### Passage shown
◆ ◆ ◆ ◆ ◆ ◆ ◆
Controversial claims that Leonardo da Vinci, Rembrandt and other great artists "cheated" by resorting to optical drawing aids have been dismissed by international scientists.

David Hockney, the leading British painter, has split the art world with his theory that prominent Renaissance artists employed a battery of devices such as the camera obscura to help them create their masterpieces, instead of drawing freehand.

Hockney's book Secret Knowledge infuriated traditional art historians, but it topped the bestseller list for weeks and formed the basis of television documentaries in Britain and the United States.

He claims that from the 1420s onwards, artists used mirrors, lenses and the camera obscura (which creates shadow images through a pin-hole or small lens). Images were projected on to canvas which the artists then traced - assisting in the development of realism and perspective.
◆ ◆ ◆ ◆ ◆ ◆ ◆
### Work instructions
Decide whether each statement below agrees with the passage on Hockney's theory, answering yes or no and quoting the words of the passage that settle it. 1. Traditional art historians welcomed Hockney's book Secret Knowledge. 2. Hockney claims artists used optical aids from the 1420s onward. 3. The camera obscura produces shadow images through a pin-hole or small lens.
◆ ◆ ◆ ◆ ◆ ◆ ◆
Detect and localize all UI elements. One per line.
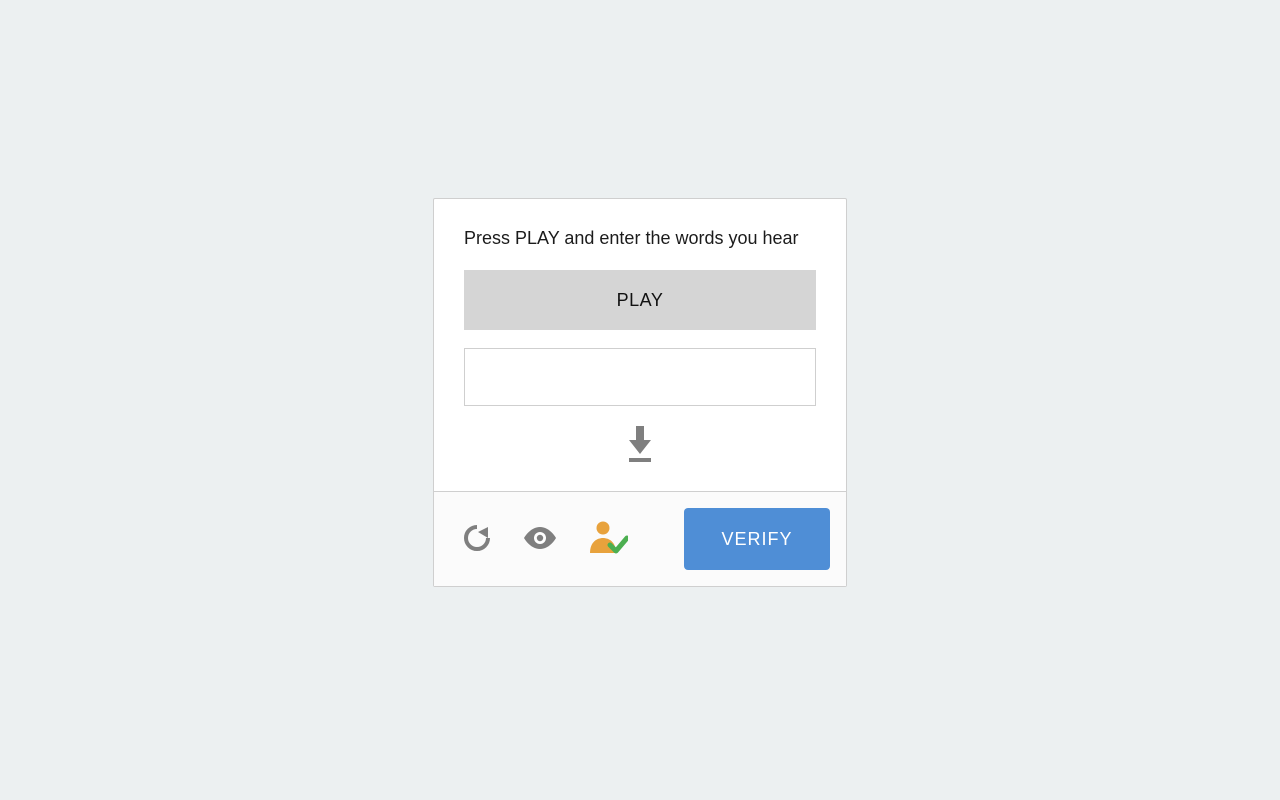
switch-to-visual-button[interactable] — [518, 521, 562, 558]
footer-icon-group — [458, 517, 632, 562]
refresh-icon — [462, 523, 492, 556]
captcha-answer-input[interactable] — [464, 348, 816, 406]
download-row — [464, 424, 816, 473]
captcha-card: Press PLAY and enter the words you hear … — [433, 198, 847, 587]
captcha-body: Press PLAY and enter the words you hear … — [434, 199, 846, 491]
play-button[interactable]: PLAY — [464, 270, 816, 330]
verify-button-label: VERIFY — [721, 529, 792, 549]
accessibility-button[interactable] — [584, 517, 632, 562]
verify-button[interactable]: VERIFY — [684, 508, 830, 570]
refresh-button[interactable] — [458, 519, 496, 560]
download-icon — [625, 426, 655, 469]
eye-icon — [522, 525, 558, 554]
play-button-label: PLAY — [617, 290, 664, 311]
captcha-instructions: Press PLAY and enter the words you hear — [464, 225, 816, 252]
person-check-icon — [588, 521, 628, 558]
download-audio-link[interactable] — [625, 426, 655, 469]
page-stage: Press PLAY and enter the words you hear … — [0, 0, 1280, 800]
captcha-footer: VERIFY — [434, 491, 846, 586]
◆ ◆ ◆ ◆ ◆ ◆ ◆
### Result for this exercise
1. No: "Hockney's book Secret Knowledge infuriated traditional art historians"
2. Yes: "He claims that from the 1420s onwards, artists used mirrors, lenses and the camera obscura"
3. Yes: "which creates shadow images through a pin-hole or small lens"